— Start Document extract —
In this blog post, I will introduce the topic of data mining. The goal is to give a general overview of what is data mining.
What is data mining?
Data mining is a field of research that has emerged in the 1990s, and is very popular today, sometimes under different names such as “big data” and “data science“, which have a similar meaning. To give a short definition of data mining, it can be defined as a set of techniques for automatically analyzing data to discover interesting knowledge or pasterns in the data.
The reasons why data mining has become popular is that storing data electronically has become very cheap and that transferring data can now be done very quickly thanks to the fast computer networks that we have today. Thus, many organizations now have huge amounts of data stored in databases, that needs to be analyzed.
Having a lot of data in databases is great. However, to really benefit from this data, it is necessary to analyze the data to understand it. Having data that we cannot understand or draw meaningful conclusions from it is useless. So how to analyze the data stored in large databases? Traditionally, data has been analyzed by hand to discover interesting knowledge. However, this is time-consuming, prone to error, doing this may miss some important information, and it is just not realistic to do this on large databases. To address this problem, automatic techniques have been designed to analyze data and extract interesting patterns, trends or other useful information. This is the purpose of data mining.
In general, data mining techniques are designed either to explain or understand the past (e.g. why a plane has crashed) or predict the future (e.g. predict if there will be an earthquake tomorrow at a given location).
Data mining techniques are used to take decisions based on facts rather than intuition.
What is the process for analyzing data?
To perform data mining, a process consisting of seven steps is usually followed. This process is often called the “Knowledge Discovery in Database” (KDD) process.
- Data cleaning: This step consists of cleaning the data by removing noise or other inconsistencies that could be a problem for analyzing the data.
— End Document extract —
— Start Data rows —
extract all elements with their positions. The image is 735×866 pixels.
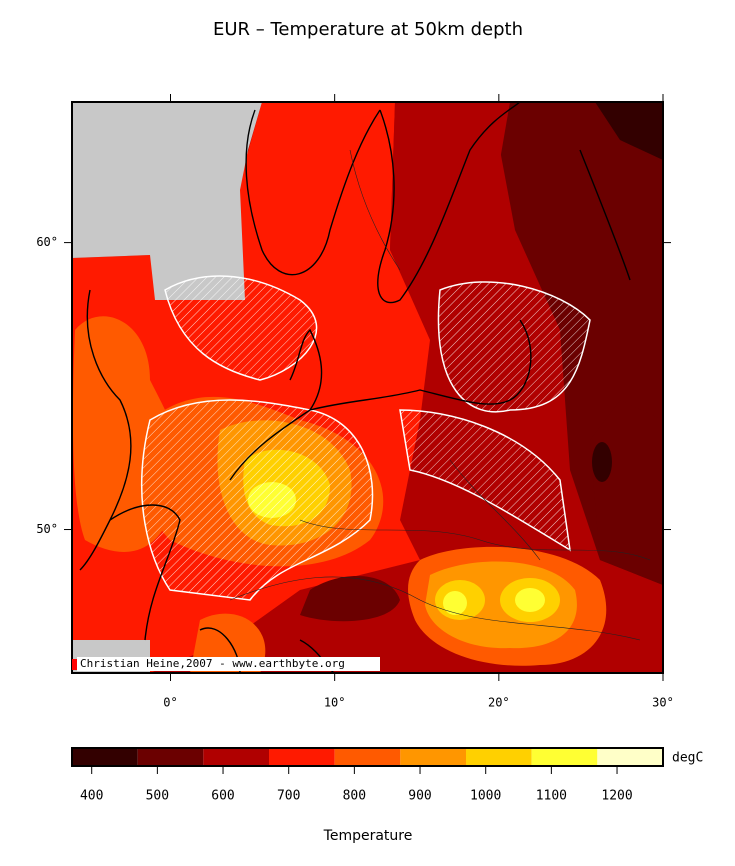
colorbar-segment bbox=[466, 748, 532, 766]
colorbar-tick-label: 1100 bbox=[536, 789, 567, 804]
credit-marker bbox=[72, 659, 77, 670]
colorbar-segment bbox=[531, 748, 598, 766]
y-tick-label: 50° bbox=[36, 522, 58, 536]
colorbar-tick-label: 600 bbox=[211, 789, 234, 804]
credit-box bbox=[77, 657, 380, 671]
credit: Christian Heine,2007 - www.earthbyte.org bbox=[80, 657, 345, 670]
colorbar-tick-label: 500 bbox=[146, 789, 169, 804]
colorbar-segment bbox=[597, 748, 663, 766]
colorbar-tick-label: 400 bbox=[80, 789, 103, 804]
map-frame bbox=[71, 101, 664, 674]
colorbar-segment bbox=[137, 748, 204, 766]
colorbar-segment bbox=[269, 748, 335, 766]
colorbar-tick-label: 1000 bbox=[470, 789, 501, 804]
colorbar-frame bbox=[71, 747, 664, 767]
colorbar-segment bbox=[203, 748, 269, 766]
colorbar: 400 500 600 700 800 900 1000 1100 1200 bbox=[71, 747, 664, 804]
y-tick-label: 60° bbox=[36, 235, 58, 249]
colorbar-tick-label: 900 bbox=[408, 789, 431, 804]
colorbar-label: Temperature bbox=[323, 828, 413, 844]
x-tick-label: 30° bbox=[652, 696, 674, 710]
colorbar-tick-label: 800 bbox=[343, 789, 366, 804]
colorbar-segment bbox=[334, 748, 401, 766]
colorbar-tick-label: 700 bbox=[277, 789, 300, 804]
x-tick-label: 10° bbox=[324, 696, 346, 710]
map-field bbox=[72, 102, 663, 673]
x-tick-label: 20° bbox=[488, 696, 510, 710]
x-tick-label: 0° bbox=[163, 696, 177, 710]
colorbar-unit: degC bbox=[672, 751, 703, 766]
colorbar-segment bbox=[72, 748, 138, 766]
colorbar-tick-label: 1200 bbox=[601, 789, 632, 804]
title: EUR – Temperature at 50km depth bbox=[213, 19, 523, 40]
colorbar-segment bbox=[400, 748, 466, 766]
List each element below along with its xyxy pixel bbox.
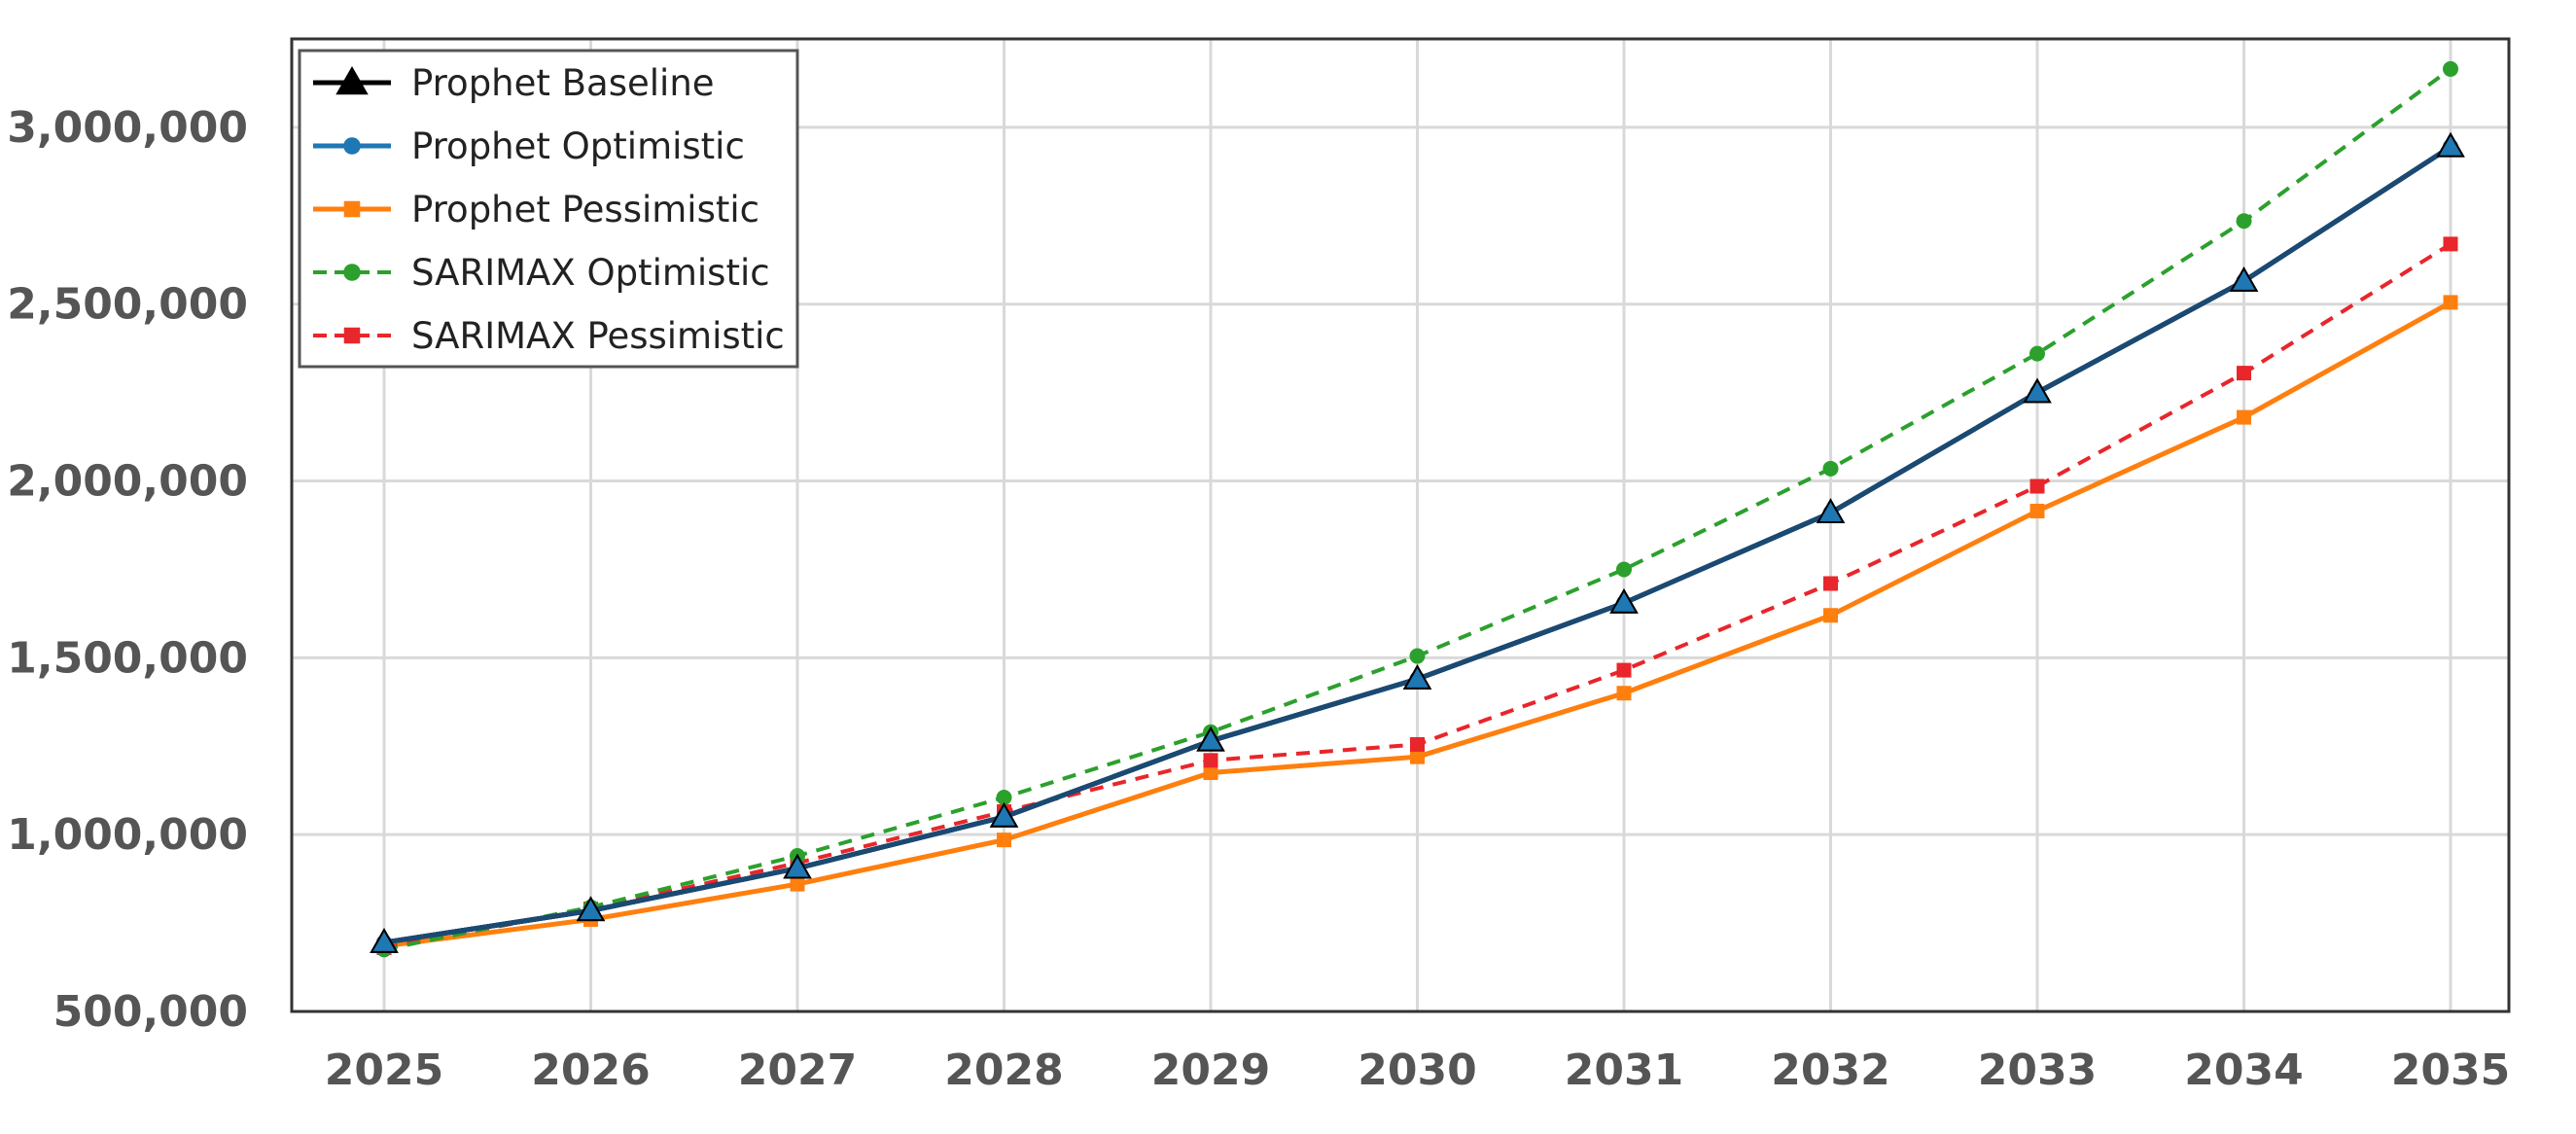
legend-label: Prophet Baseline bbox=[411, 62, 715, 104]
y-tick-label: 1,000,000 bbox=[7, 810, 248, 860]
data-point bbox=[783, 853, 812, 879]
data-point bbox=[2443, 236, 2458, 252]
legend-label: Prophet Pessimistic bbox=[411, 189, 759, 230]
x-tick-label: 2027 bbox=[738, 1045, 857, 1095]
x-tick-label: 2028 bbox=[944, 1045, 1063, 1095]
legend-marker bbox=[335, 65, 369, 95]
data-point bbox=[1203, 765, 1218, 781]
legend-label: SARIMAX Pessimistic bbox=[411, 315, 785, 357]
y-tick-label: 500,000 bbox=[53, 987, 248, 1037]
data-point bbox=[1402, 664, 1432, 690]
y-tick-label: 2,000,000 bbox=[7, 457, 248, 507]
data-point bbox=[1616, 561, 1632, 578]
data-point bbox=[2229, 266, 2259, 292]
x-tick-label: 2034 bbox=[2184, 1045, 2303, 1095]
data-point bbox=[1409, 648, 1426, 664]
legend-label: Prophet Optimistic bbox=[411, 125, 745, 167]
data-point bbox=[1410, 749, 1425, 764]
data-point bbox=[1616, 662, 1632, 678]
x-tick-label: 2026 bbox=[531, 1045, 650, 1095]
legend-item: SARIMAX Optimistic bbox=[313, 252, 770, 294]
x-tick-label: 2031 bbox=[1565, 1045, 1683, 1095]
data-point bbox=[576, 896, 606, 922]
data-point bbox=[989, 801, 1019, 828]
x-tick-label: 2029 bbox=[1151, 1045, 1270, 1095]
data-point bbox=[1823, 576, 1838, 591]
x-axis-ticks: 2025 2026 2027 2028 2029 2030 2031 2032 2033 2034… bbox=[325, 1045, 2510, 1095]
data-point bbox=[1609, 587, 1639, 614]
data-point bbox=[2443, 295, 2458, 310]
x-tick-label: 2035 bbox=[2391, 1045, 2510, 1095]
data-point bbox=[1823, 608, 1838, 623]
x-tick-label: 2030 bbox=[1358, 1045, 1476, 1095]
y-tick-label: 1,500,000 bbox=[7, 633, 248, 683]
series-overlay-baseline bbox=[370, 131, 2465, 953]
legend-marker bbox=[343, 327, 361, 344]
data-point bbox=[2237, 409, 2251, 425]
plot-frame bbox=[290, 37, 2511, 1013]
data-point bbox=[2029, 503, 2045, 518]
data-point bbox=[1816, 498, 1846, 524]
data-point bbox=[2023, 377, 2052, 404]
legend-label: SARIMAX Optimistic bbox=[411, 252, 770, 294]
data-point bbox=[2029, 478, 2045, 494]
data-point bbox=[2237, 366, 2251, 381]
y-tick-label: 3,000,000 bbox=[7, 103, 248, 153]
legend-marker bbox=[343, 264, 361, 281]
x-tick-label: 2032 bbox=[1771, 1045, 1889, 1095]
x-tick-label: 2025 bbox=[325, 1045, 443, 1095]
legend-item: Prophet Pessimistic bbox=[313, 189, 759, 230]
data-point bbox=[996, 790, 1012, 805]
data-point bbox=[1822, 460, 1839, 477]
legend-marker bbox=[343, 137, 361, 155]
data-point bbox=[997, 833, 1011, 848]
data-point bbox=[370, 928, 399, 953]
data-point bbox=[1203, 753, 1218, 768]
y-axis-ticks: 500,000 1,000,000 1,500,000 2,000,000 2,500,… bbox=[7, 103, 248, 1037]
legend-marker bbox=[343, 200, 361, 218]
x-tick-label: 2033 bbox=[1978, 1045, 2097, 1095]
series-lines bbox=[370, 60, 2465, 958]
data-point bbox=[2443, 60, 2458, 77]
data-point bbox=[2236, 213, 2252, 230]
data-point bbox=[2029, 345, 2045, 362]
legend-item: Prophet Baseline bbox=[313, 62, 715, 104]
legend-item: SARIMAX Pessimistic bbox=[313, 315, 785, 357]
legend: Prophet Baseline Prophet Optimistic Prophe… bbox=[298, 49, 799, 369]
data-point bbox=[1616, 686, 1632, 701]
data-point bbox=[1410, 736, 1425, 752]
data-point bbox=[1196, 726, 1225, 752]
legend-item: Prophet Optimistic bbox=[313, 125, 745, 167]
data-point bbox=[790, 876, 805, 892]
data-point bbox=[2436, 131, 2465, 158]
y-tick-label: 2,500,000 bbox=[7, 280, 248, 330]
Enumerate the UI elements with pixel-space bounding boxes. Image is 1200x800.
— End Data rows —
## Written request A
In the entries, begin at the line that has "legend-label: Prophet Baseline" and stop after the line that has "data-point bbox=[1402, 664, 1432, 690]". Write those lines out again, switching "Pessimistic" to "Downside" and leaving everything else as it is.
## Written request B
Pick up the text on data mining after its last sentence and keep writing it.
The text on data mining and the entries have nothing to do with each other.

## Task output A
legend-label: Prophet Baseline bbox=[411, 62, 715, 104]
y-tick-label: 1,000,000 bbox=[7, 810, 248, 860]
data-point bbox=[783, 853, 812, 879]
data-point bbox=[2443, 236, 2458, 252]
legend-label: Prophet Downside bbox=[411, 189, 759, 230]
x-tick-label: 2027 bbox=[738, 1045, 857, 1095]
x-tick-label: 2028 bbox=[944, 1045, 1063, 1095]
legend-marker bbox=[335, 65, 369, 95]
data-point bbox=[1203, 765, 1218, 781]
legend-label: SARIMAX Downside bbox=[411, 315, 785, 357]
y-tick-label: 500,000 bbox=[53, 987, 248, 1037]
data-point bbox=[1402, 664, 1432, 690]

## Task output B
- Data integration: This step consists of integrating data from various sources to prepare the data that needs to be analyzed. For example, if the data is stored in multiple databases or file, it may be necessary to integrate the data into a single file or database to analyze it.
- Data selection: This step consists of selecting the relevant data for the analysis to be performed.
- Data transformation: This step consists of transforming the data to a proper format that can be analyzed using data mining techniques. For example, some data mining techniques require that all numerical values are normalized.
- Data mining: This step consists of applying some data mining techniques (algorithms) to analyze the data and discover interesting patterns or extract interesting knowledge from this data.
- Evaluating the knowledge that has been discovered: This step consists of evaluating the knowledge that has been extracted from the data. This can be done in terms of objective and/or subjective measures.
- Visualization: Finally, the last step is to visualize the knowledge that has been extracted from the data.
Of course, there can be variations of the above process. For example, some data mining software are interactive and some of these steps may be performed several times or concurrently.
What are the applications of data mining?
There is a wide range of data mining techniques (algorithms), which can be applied in all kinds of domains where data has to be analyzed. Some example of data mining applications are:
- fraud detection,
- stock market price prediction,
- analyzing the behavior of customers in terms of what they buy
In general data mining techniques are chosen based on:
- the type of data to be analyzed,
- the type of knowledge or patterns to be extracted from the data,
- how the knowledge will be used.
What are the relationships between data mining and other research fields?
Actually, data mining is an interdisciplinary field of research partly overlapping with several other fields such as: database systems, algorithmic, computer science, machine learning, data visualization, image and signal processing and statistics.
There are some differences between data mining and statistics although both are related and share many concepts. Traditionally, descriptive statistics has been more focused on describing the data using measures, while inferential statistics has put more emphasis on hypothesis testing to draw significant conclusion from the data or create models. On the other hand, data mining is often more focused on the end result rather than statistical significance. Several data mining techniques do not really care about statistical tests or significance, as long as some measures such as profitability, accuracy have good values. Another difference is that data mining is mostly interested by automatic analysis of the data, and often by technologies that can scales to large amount of data. Data mining techniques are sometimes called “statistical learning” by statisticians. Thus, these topics are quite close.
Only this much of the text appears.